# Liste des entrées
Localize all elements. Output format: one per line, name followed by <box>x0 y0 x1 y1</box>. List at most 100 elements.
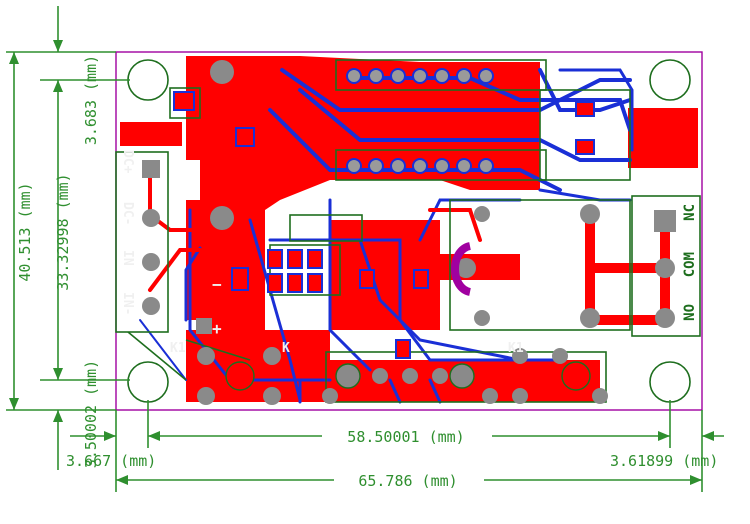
outline-ic-top <box>335 59 547 91</box>
trace-b12 <box>139 319 187 381</box>
pad-cap-1 <box>210 206 234 230</box>
trace-r5 <box>148 248 202 292</box>
bpad-15 <box>592 388 608 404</box>
pad-relay-a <box>580 204 600 224</box>
pad-relay-coil-1 <box>474 206 490 222</box>
outline-bottom-strip <box>325 351 607 403</box>
ic-top-pin-5 <box>434 68 450 84</box>
pad-relay-coil-2 <box>474 310 490 326</box>
silkscreen-outlines <box>115 59 701 403</box>
bpad-9 <box>432 368 448 384</box>
pad-connector-4 <box>142 297 160 315</box>
label-k1-right: K1 <box>508 341 524 356</box>
bottom-pads <box>197 347 608 405</box>
bpad-17 <box>482 388 498 404</box>
label-in: IN <box>120 250 135 266</box>
dim-arrow-width-left <box>104 431 116 441</box>
smd-12 <box>395 339 411 359</box>
bpad-11 <box>561 361 591 391</box>
ic-top-pin-6 <box>456 68 472 84</box>
bpad-14 <box>552 348 568 364</box>
label-dc-plus: DC+ <box>120 150 135 174</box>
smd-7 <box>359 269 375 289</box>
outline-usb <box>539 89 631 181</box>
dim-text-width-left: 3.667 (mm) <box>66 452 156 470</box>
label-in-minus: IN- <box>120 292 135 315</box>
bpad-16 <box>322 388 338 404</box>
dim-arrow-mid-up <box>53 80 63 92</box>
pad-connector-3 <box>142 253 160 271</box>
dim-text-height-total: 40.513 (mm) <box>16 182 34 281</box>
trace-b6 <box>328 198 372 372</box>
hole-top-left <box>127 59 169 101</box>
dim-arrow-up <box>9 52 19 64</box>
bpad-5 <box>225 361 255 391</box>
pad-connector-2 <box>142 209 160 227</box>
smd-8 <box>413 269 429 289</box>
smd-2 <box>287 249 303 269</box>
label-minus: − <box>212 275 222 294</box>
ic-top-pin-3 <box>390 68 406 84</box>
pour-bottom <box>186 330 600 402</box>
trace-b10 <box>248 218 302 402</box>
ic-mid-pin-2 <box>368 158 384 174</box>
ic-pins <box>346 68 494 174</box>
trace-b13 <box>184 246 202 322</box>
bpad-4 <box>263 387 281 405</box>
pad-relay-com <box>655 258 675 278</box>
pads <box>142 60 676 334</box>
diode-highlight <box>451 242 472 296</box>
ic-mid-pin-1 <box>346 158 362 174</box>
trace-r3 <box>428 208 482 242</box>
smd-14 <box>575 139 595 155</box>
outline-header <box>289 214 363 242</box>
trace-b11 <box>268 238 562 362</box>
ic-mid-pin-3 <box>390 158 406 174</box>
dim-text-height-top: 3.683 (mm) <box>82 55 100 145</box>
dim-arrow-width-right <box>702 431 714 441</box>
smd-4 <box>267 273 283 293</box>
bpad-1 <box>197 347 215 365</box>
outline-terminal <box>631 195 701 337</box>
smd-parts <box>173 91 595 359</box>
smd-5 <box>287 273 303 293</box>
dim-arrow-width-total-l <box>116 475 128 485</box>
bpad-7 <box>372 368 388 384</box>
trace-b15 <box>558 68 634 152</box>
bpad-2 <box>263 347 281 365</box>
label-dc-minus: DC- <box>120 202 135 225</box>
ic-mid-pin-6 <box>456 158 472 174</box>
dimension-annotations: 40.513 (mm) 33.32998 (mm) 3.683 (mm) 3.5… <box>6 6 724 492</box>
dim-arrow-width-mid-r <box>658 431 670 441</box>
dim-text-bg-width-total <box>334 470 484 490</box>
bpad-3 <box>197 387 215 405</box>
dim-arrow-bottom-small <box>53 410 63 422</box>
bpad-12 <box>512 348 528 364</box>
hole-bottom-left <box>127 361 169 403</box>
smd-1 <box>267 249 283 269</box>
label-plus: + <box>212 319 222 338</box>
pour-right <box>628 108 698 168</box>
dim-text-bg-width-mid <box>322 426 492 446</box>
ic-mid-pin-7 <box>478 158 494 174</box>
dim-text-width-total: 65.786 (mm) <box>358 472 457 490</box>
ic-mid-pin-5 <box>434 158 450 174</box>
pad-cap-sq <box>196 318 212 334</box>
hole-top-right <box>649 59 691 101</box>
pad-relay-no <box>655 308 675 328</box>
ic-top-pin-2 <box>368 68 384 84</box>
bpad-10 <box>449 363 475 389</box>
label-k-mid: K <box>282 341 290 356</box>
pad-relay-coil-3 <box>456 258 476 278</box>
silkscreen-labels: DC+ DC- IN IN- K1 K K1 + − NC COM NO <box>120 150 698 356</box>
dim-text-height-mid: 33.32998 (mm) <box>54 173 72 290</box>
smd-13 <box>575 101 595 117</box>
outline-ic-mid <box>335 149 547 181</box>
dim-arrow-top-small <box>53 40 63 52</box>
label-k1-left: K1 <box>170 341 186 356</box>
outline-left-top <box>169 87 201 119</box>
outline-diag-left2 <box>185 339 251 361</box>
label-nc: NC <box>682 204 698 221</box>
smd-9 <box>231 267 249 291</box>
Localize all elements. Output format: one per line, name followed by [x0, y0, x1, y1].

# Consigne
Citez mot pour mot toutes les lignes des enregistrements ci-dessus, s'il vous plaît, en laissant de côté les images.

# Réponse attendue
Localize all elements. Output format: one per line, name followed by <box>x0 y0 x1 y1</box>. List at most 100 elements.
outline-ic-top <box>335 59 547 91</box>
trace-b12 <box>139 319 187 381</box>
pad-cap-1 <box>210 206 234 230</box>
trace-r5 <box>148 248 202 292</box>
bpad-15 <box>592 388 608 404</box>
pad-relay-a <box>580 204 600 224</box>
pad-relay-coil-1 <box>474 206 490 222</box>
outline-bottom-strip <box>325 351 607 403</box>
ic-top-pin-5 <box>434 68 450 84</box>
pad-relay-coil-2 <box>474 310 490 326</box>
silkscreen-outlines <box>115 59 701 403</box>
bpad-9 <box>432 368 448 384</box>
pad-connector-4 <box>142 297 160 315</box>
label-k1-right: K1 <box>508 341 524 356</box>
bottom-pads <box>197 347 608 405</box>
bpad-17 <box>482 388 498 404</box>
label-in: IN <box>120 250 135 266</box>
dim-arrow-width-left <box>104 431 116 441</box>
smd-12 <box>395 339 411 359</box>
bpad-11 <box>561 361 591 391</box>
ic-top-pin-6 <box>456 68 472 84</box>
bpad-14 <box>552 348 568 364</box>
label-dc-plus: DC+ <box>120 150 135 174</box>
smd-7 <box>359 269 375 289</box>
outline-usb <box>539 89 631 181</box>
dim-text-width-left: 3.667 (mm) <box>66 452 156 470</box>
label-in-minus: IN- <box>120 292 135 315</box>
bpad-16 <box>322 388 338 404</box>
dim-arrow-mid-up <box>53 80 63 92</box>
pad-connector-3 <box>142 253 160 271</box>
dim-text-height-total: 40.513 (mm) <box>16 182 34 281</box>
trace-b6 <box>328 198 372 372</box>
hole-top-left <box>127 59 169 101</box>
dim-arrow-up <box>9 52 19 64</box>
bpad-5 <box>225 361 255 391</box>
pad-connector-2 <box>142 209 160 227</box>
smd-8 <box>413 269 429 289</box>
smd-2 <box>287 249 303 269</box>
label-minus: − <box>212 275 222 294</box>
ic-top-pin-3 <box>390 68 406 84</box>
pour-bottom <box>186 330 600 402</box>
trace-b10 <box>248 218 302 402</box>
ic-mid-pin-2 <box>368 158 384 174</box>
ic-pins <box>346 68 494 174</box>
trace-b13 <box>184 246 202 322</box>
bpad-4 <box>263 387 281 405</box>
pad-relay-com <box>655 258 675 278</box>
pads <box>142 60 676 334</box>
diode-highlight <box>451 242 472 296</box>
ic-mid-pin-1 <box>346 158 362 174</box>
trace-r3 <box>428 208 482 242</box>
smd-14 <box>575 139 595 155</box>
outline-header <box>289 214 363 242</box>
trace-b11 <box>268 238 562 362</box>
ic-mid-pin-3 <box>390 158 406 174</box>
dim-text-height-top: 3.683 (mm) <box>82 55 100 145</box>
dim-arrow-width-right <box>702 431 714 441</box>
smd-4 <box>267 273 283 293</box>
bpad-1 <box>197 347 215 365</box>
outline-terminal <box>631 195 701 337</box>
smd-parts <box>173 91 595 359</box>
smd-5 <box>287 273 303 293</box>
dim-arrow-width-total-l <box>116 475 128 485</box>
bpad-7 <box>372 368 388 384</box>
trace-b15 <box>558 68 634 152</box>
bpad-2 <box>263 347 281 365</box>
label-dc-minus: DC- <box>120 202 135 225</box>
ic-mid-pin-6 <box>456 158 472 174</box>
dimension-annotations: 40.513 (mm) 33.32998 (mm) 3.683 (mm) 3.5… <box>6 6 724 492</box>
dim-arrow-width-mid-r <box>658 431 670 441</box>
dim-text-bg-width-total <box>334 470 484 490</box>
bpad-3 <box>197 387 215 405</box>
dim-arrow-bottom-small <box>53 410 63 422</box>
bpad-12 <box>512 348 528 364</box>
hole-bottom-left <box>127 361 169 403</box>
smd-1 <box>267 249 283 269</box>
label-plus: + <box>212 319 222 338</box>
pour-right <box>628 108 698 168</box>
dim-text-bg-width-mid <box>322 426 492 446</box>
ic-mid-pin-7 <box>478 158 494 174</box>
dim-text-width-total: 65.786 (mm) <box>358 472 457 490</box>
ic-mid-pin-5 <box>434 158 450 174</box>
pad-cap-sq <box>196 318 212 334</box>
hole-top-right <box>649 59 691 101</box>
pad-relay-no <box>655 308 675 328</box>
ic-top-pin-2 <box>368 68 384 84</box>
bpad-10 <box>449 363 475 389</box>
label-k-mid: K <box>282 341 290 356</box>
pad-relay-coil-3 <box>456 258 476 278</box>
silkscreen-labels: DC+ DC- IN IN- K1 K K1 + − NC COM NO <box>120 150 698 356</box>
dim-text-height-mid: 33.32998 (mm) <box>54 173 72 290</box>
smd-13 <box>575 101 595 117</box>
outline-ic-mid <box>335 149 547 181</box>
dim-arrow-top-small <box>53 40 63 52</box>
label-k1-left: K1 <box>170 341 186 356</box>
outline-left-top <box>169 87 201 119</box>
outline-diag-left2 <box>185 339 251 361</box>
label-nc: NC <box>682 204 698 221</box>
smd-9 <box>231 267 249 291</box>
Localize all elements. Output format: one per line, name followed by [x0, y0, x1, y1].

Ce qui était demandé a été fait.